Exercise. Pull out each line of the records holding the string "JSON".

# start of Available data

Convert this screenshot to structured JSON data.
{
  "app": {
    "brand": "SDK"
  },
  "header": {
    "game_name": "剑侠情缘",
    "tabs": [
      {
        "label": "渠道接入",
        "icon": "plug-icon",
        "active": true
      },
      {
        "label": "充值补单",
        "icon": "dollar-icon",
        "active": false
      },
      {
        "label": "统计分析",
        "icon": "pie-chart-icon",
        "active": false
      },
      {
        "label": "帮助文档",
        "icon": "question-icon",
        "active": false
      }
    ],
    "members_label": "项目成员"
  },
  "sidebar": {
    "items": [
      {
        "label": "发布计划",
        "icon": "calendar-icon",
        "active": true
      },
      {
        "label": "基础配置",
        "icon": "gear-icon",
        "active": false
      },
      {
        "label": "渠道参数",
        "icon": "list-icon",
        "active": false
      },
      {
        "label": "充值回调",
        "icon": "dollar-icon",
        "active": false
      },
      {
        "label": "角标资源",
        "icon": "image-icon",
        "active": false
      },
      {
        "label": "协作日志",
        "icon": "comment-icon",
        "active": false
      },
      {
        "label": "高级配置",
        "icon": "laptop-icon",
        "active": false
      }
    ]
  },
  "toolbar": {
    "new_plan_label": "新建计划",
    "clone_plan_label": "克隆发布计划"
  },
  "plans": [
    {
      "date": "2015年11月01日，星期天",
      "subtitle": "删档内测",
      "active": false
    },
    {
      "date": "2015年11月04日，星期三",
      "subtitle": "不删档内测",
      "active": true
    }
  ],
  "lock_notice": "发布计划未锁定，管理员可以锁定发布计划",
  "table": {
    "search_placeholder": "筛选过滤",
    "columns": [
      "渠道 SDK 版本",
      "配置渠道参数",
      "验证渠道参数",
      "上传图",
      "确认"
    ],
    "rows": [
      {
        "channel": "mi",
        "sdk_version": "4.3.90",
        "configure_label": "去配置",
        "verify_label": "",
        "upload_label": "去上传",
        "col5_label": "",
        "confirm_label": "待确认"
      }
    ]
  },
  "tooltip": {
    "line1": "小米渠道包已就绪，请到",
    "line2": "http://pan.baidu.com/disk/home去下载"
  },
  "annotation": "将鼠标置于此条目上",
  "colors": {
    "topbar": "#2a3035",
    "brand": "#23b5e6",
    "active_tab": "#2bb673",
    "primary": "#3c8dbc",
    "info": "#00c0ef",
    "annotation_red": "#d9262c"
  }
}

# end of Available data
# start of Available data

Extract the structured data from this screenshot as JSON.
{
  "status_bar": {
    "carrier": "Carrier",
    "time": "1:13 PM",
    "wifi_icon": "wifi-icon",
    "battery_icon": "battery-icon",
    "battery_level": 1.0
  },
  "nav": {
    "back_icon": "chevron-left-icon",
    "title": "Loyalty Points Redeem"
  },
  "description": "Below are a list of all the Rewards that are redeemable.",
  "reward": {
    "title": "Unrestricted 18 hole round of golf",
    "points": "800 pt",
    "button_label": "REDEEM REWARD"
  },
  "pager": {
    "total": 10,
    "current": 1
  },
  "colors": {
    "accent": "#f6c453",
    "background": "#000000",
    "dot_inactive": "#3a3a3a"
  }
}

# end of Available data

Task response.
Convert this screenshot to structured JSON data.
Extract the structured data from this screenshot as JSON.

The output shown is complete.